---------- DATA SHOWN

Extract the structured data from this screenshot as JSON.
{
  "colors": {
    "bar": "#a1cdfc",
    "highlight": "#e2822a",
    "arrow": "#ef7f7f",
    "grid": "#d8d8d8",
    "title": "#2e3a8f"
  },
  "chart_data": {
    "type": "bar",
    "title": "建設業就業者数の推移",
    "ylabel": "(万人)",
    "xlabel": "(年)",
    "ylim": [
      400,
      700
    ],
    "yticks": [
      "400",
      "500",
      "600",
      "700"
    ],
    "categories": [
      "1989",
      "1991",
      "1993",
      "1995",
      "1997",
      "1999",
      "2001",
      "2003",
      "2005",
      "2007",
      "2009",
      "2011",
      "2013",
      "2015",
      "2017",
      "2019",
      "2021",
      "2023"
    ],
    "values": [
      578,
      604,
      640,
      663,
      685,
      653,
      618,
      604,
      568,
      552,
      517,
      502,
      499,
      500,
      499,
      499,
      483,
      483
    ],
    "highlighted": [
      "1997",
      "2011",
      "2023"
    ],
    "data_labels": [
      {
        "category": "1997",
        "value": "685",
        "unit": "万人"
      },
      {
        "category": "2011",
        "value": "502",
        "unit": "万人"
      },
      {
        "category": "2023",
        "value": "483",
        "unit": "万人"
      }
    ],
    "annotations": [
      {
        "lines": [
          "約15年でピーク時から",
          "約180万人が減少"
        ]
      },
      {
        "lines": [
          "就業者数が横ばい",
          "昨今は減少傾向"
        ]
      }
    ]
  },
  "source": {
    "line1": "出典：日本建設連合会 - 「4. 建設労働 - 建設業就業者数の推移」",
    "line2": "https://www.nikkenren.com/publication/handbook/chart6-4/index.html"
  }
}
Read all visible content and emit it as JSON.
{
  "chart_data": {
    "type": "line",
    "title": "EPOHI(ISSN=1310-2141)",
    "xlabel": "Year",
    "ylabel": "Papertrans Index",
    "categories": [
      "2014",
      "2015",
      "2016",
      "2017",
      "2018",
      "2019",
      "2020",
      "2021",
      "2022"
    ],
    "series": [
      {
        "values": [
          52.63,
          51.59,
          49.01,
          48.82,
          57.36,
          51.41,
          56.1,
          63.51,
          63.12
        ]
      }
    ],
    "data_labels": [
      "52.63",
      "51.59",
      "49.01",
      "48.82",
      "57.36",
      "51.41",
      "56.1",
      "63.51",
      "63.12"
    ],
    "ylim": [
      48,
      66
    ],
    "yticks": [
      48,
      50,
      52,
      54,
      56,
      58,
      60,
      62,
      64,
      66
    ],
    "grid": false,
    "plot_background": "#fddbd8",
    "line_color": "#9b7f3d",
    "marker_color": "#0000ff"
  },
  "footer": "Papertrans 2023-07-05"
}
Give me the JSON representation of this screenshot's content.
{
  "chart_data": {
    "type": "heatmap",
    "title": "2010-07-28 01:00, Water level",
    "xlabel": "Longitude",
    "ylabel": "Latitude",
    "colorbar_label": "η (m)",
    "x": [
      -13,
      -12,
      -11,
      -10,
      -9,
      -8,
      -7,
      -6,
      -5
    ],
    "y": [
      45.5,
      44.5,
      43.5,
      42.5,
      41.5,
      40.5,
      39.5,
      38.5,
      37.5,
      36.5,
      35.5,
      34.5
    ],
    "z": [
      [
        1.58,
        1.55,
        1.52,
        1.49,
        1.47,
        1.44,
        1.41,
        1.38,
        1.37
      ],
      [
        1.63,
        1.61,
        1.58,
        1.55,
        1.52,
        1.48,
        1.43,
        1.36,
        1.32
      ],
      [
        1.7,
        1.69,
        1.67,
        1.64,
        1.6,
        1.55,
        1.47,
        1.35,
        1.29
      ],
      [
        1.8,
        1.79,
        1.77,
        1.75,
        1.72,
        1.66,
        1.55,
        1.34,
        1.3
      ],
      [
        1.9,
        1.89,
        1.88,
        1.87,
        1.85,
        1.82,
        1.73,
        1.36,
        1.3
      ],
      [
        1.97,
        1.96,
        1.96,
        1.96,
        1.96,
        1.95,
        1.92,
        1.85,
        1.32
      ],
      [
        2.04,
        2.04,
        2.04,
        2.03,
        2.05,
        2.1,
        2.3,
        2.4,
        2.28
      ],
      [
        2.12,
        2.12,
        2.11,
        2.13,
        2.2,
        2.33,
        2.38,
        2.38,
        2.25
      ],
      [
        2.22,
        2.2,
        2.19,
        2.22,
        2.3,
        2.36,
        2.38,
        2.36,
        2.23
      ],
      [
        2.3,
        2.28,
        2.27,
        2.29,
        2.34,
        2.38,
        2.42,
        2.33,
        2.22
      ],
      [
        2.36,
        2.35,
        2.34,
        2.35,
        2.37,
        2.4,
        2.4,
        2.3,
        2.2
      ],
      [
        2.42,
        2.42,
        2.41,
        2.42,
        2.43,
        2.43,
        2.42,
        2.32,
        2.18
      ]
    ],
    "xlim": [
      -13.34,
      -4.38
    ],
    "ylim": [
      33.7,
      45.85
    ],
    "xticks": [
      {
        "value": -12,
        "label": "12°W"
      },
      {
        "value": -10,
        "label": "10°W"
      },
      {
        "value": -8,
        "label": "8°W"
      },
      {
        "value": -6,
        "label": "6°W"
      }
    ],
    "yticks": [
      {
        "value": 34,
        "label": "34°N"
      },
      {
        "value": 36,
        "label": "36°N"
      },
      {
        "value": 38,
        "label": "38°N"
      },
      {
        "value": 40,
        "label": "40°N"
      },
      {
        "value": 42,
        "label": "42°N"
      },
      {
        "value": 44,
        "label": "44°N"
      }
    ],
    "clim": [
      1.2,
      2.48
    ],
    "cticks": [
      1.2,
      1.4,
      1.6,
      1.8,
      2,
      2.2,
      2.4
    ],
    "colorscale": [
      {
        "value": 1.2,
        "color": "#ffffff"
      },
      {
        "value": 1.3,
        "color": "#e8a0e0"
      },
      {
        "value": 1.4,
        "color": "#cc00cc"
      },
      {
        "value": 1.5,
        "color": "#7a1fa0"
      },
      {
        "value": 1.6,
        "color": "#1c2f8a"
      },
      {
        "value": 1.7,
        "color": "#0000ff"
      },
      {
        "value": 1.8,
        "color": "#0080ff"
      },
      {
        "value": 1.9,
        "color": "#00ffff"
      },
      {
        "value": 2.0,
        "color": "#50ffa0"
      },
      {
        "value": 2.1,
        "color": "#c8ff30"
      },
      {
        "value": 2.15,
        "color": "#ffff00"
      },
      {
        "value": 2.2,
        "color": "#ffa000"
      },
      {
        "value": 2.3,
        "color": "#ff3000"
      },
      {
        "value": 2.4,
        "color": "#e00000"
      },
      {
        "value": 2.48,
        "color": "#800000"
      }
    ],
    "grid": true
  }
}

--------------------

▶ TASK REQUIREMENTS:
Reproduce the material in full, with no word added or dropped.

▶ OUTPUT BELOW:
Extract the structured data from this screenshot as JSON.
{
  "colors": {
    "bar": "#a1cdfc",
    "highlight": "#e2822a",
    "arrow": "#ef7f7f",
    "grid": "#d8d8d8",
    "title": "#2e3a8f"
  },
  "chart_data": {
    "type": "bar",
    "title": "建設業就業者数の推移",
    "ylabel": "(万人)",
    "xlabel": "(年)",
    "ylim": [
      400,
      700
    ],
    "yticks": [
      "400",
      "500",
      "600",
      "700"
    ],
    "categories": [
      "1989",
      "1991",
      "1993",
      "1995",
      "1997",
      "1999",
      "2001",
      "2003",
      "2005",
      "2007",
      "2009",
      "2011",
      "2013",
      "2015",
      "2017",
      "2019",
      "2021",
      "2023"
    ],
    "values": [
      578,
      604,
      640,
      663,
      685,
      653,
      618,
      604,
      568,
      552,
      517,
      502,
      499,
      500,
      499,
      499,
      483,
      483
    ],
    "highlighted": [
      "1997",
      "2011",
      "2023"
    ],
    "data_labels": [
      {
        "category": "1997",
        "value": "685",
        "unit": "万人"
      },
      {
        "category": "2011",
        "value": "502",
        "unit": "万人"
      },
      {
        "category": "2023",
        "value": "483",
        "unit": "万人"
      }
    ],
    "annotations": [
      {
        "lines": [
          "約15年でピーク時から",
          "約180万人が減少"
        ]
      },
      {
        "lines": [
          "就業者数が横ばい",
          "昨今は減少傾向"
        ]
      }
    ]
  },
  "source": {
    "line1": "出典：日本建設連合会 - 「4. 建設労働 - 建設業就業者数の推移」",
    "line2": "https://www.nikkenren.com/publication/handbook/chart6-4/index.html"
  }
}
Read all visible content and emit it as JSON.
{
  "chart_data": {
    "type": "line",
    "title": "EPOHI(ISSN=1310-2141)",
    "xlabel": "Year",
    "ylabel": "Papertrans Index",
    "categories": [
      "2014",
      "2015",
      "2016",
      "2017",
      "2018",
      "2019",
      "2020",
      "2021",
      "2022"
    ],
    "series": [
      {
        "values": [
          52.63,
          51.59,
          49.01,
          48.82,
          57.36,
          51.41,
          56.1,
          63.51,
          63.12
        ]
      }
    ],
    "data_labels": [
      "52.63",
      "51.59",
      "49.01",
      "48.82",
      "57.36",
      "51.41",
      "56.1",
      "63.51",
      "63.12"
    ],
    "ylim": [
      48,
      66
    ],
    "yticks": [
      48,
      50,
      52,
      54,
      56,
      58,
      60,
      62,
      64,
      66
    ],
    "grid": false,
    "plot_background": "#fddbd8",
    "line_color": "#9b7f3d",
    "marker_color": "#0000ff"
  },
  "footer": "Papertrans 2023-07-05"
}
Give me the JSON representation of this screenshot's content.
{
  "chart_data": {
    "type": "heatmap",
    "title": "2010-07-28 01:00, Water level",
    "xlabel": "Longitude",
    "ylabel": "Latitude",
    "colorbar_label": "η (m)",
    "x": [
      -13,
      -12,
      -11,
      -10,
      -9,
      -8,
      -7,
      -6,
      -5
    ],
    "y": [
      45.5,
      44.5,
      43.5,
      42.5,
      41.5,
      40.5,
      39.5,
      38.5,
      37.5,
      36.5,
      35.5,
      34.5
    ],
    "z": [
      [
        1.58,
        1.55,
        1.52,
        1.49,
        1.47,
        1.44,
        1.41,
        1.38,
        1.37
      ],
      [
        1.63,
        1.61,
        1.58,
        1.55,
        1.52,
        1.48,
        1.43,
        1.36,
        1.32
      ],
      [
        1.7,
        1.69,
        1.67,
        1.64,
        1.6,
        1.55,
        1.47,
        1.35,
        1.29
      ],
      [
        1.8,
        1.79,
        1.77,
        1.75,
        1.72,
        1.66,
        1.55,
        1.34,
        1.3
      ],
      [
        1.9,
        1.89,
        1.88,
        1.87,
        1.85,
        1.82,
        1.73,
        1.36,
        1.3
      ],
      [
        1.97,
        1.96,
        1.96,
        1.96,
        1.96,
        1.95,
        1.92,
        1.85,
        1.32
      ],
      [
        2.04,
        2.04,
        2.04,
        2.03,
        2.05,
        2.1,
        2.3,
        2.4,
        2.28
      ],
      [
        2.12,
        2.12,
        2.11,
        2.13,
        2.2,
        2.33,
        2.38,
        2.38,
        2.25
      ],
      [
        2.22,
        2.2,
        2.19,
        2.22,
        2.3,
        2.36,
        2.38,
        2.36,
        2.23
      ],
      [
        2.3,
        2.28,
        2.27,
        2.29,
        2.34,
        2.38,
        2.42,
        2.33,
        2.22
      ],
      [
        2.36,
        2.35,
        2.34,
        2.35,
        2.37,
        2.4,
        2.4,
        2.3,
        2.2
      ],
      [
        2.42,
        2.42,
        2.41,
        2.42,
        2.43,
        2.43,
        2.42,
        2.32,
        2.18
      ]
    ],
    "xlim": [
      -13.34,
      -4.38
    ],
    "ylim": [
      33.7,
      45.85
    ],
    "xticks": [
      {
        "value": -12,
        "label": "12°W"
      },
      {
        "value": -10,
        "label": "10°W"
      },
      {
        "value": -8,
        "label": "8°W"
      },
      {
        "value": -6,
        "label": "6°W"
      }
    ],
    "yticks": [
      {
        "value": 34,
        "label": "34°N"
      },
      {
        "value": 36,
        "label": "36°N"
      },
      {
        "value": 38,
        "label": "38°N"
      },
      {
        "value": 40,
        "label": "40°N"
      },
      {
        "value": 42,
        "label": "42°N"
      },
      {
        "value": 44,
        "label": "44°N"
      }
    ],
    "clim": [
      1.2,
      2.48
    ],
    "cticks": [
      1.2,
      1.4,
      1.6,
      1.8,
      2,
      2.2,
      2.4
    ],
    "colorscale": [
      {
        "value": 1.2,
        "color": "#ffffff"
      },
      {
        "value": 1.3,
        "color": "#e8a0e0"
      },
      {
        "value": 1.4,
        "color": "#cc00cc"
      },
      {
        "value": 1.5,
        "color": "#7a1fa0"
      },
      {
        "value": 1.6,
        "color": "#1c2f8a"
      },
      {
        "value": 1.7,
        "color": "#0000ff"
      },
      {
        "value": 1.8,
        "color": "#0080ff"
      },
      {
        "value": 1.9,
        "color": "#00ffff"
      },
      {
        "value": 2.0,
        "color": "#50ffa0"
      },
      {
        "value": 2.1,
        "color": "#c8ff30"
      },
      {
        "value": 2.15,
        "color": "#ffff00"
      },
      {
        "value": 2.2,
        "color": "#ffa000"
      },
      {
        "value": 2.3,
        "color": "#ff3000"
      },
      {
        "value": 2.4,
        "color": "#e00000"
      },
      {
        "value": 2.48,
        "color": "#800000"
      }
    ],
    "grid": true
  }
}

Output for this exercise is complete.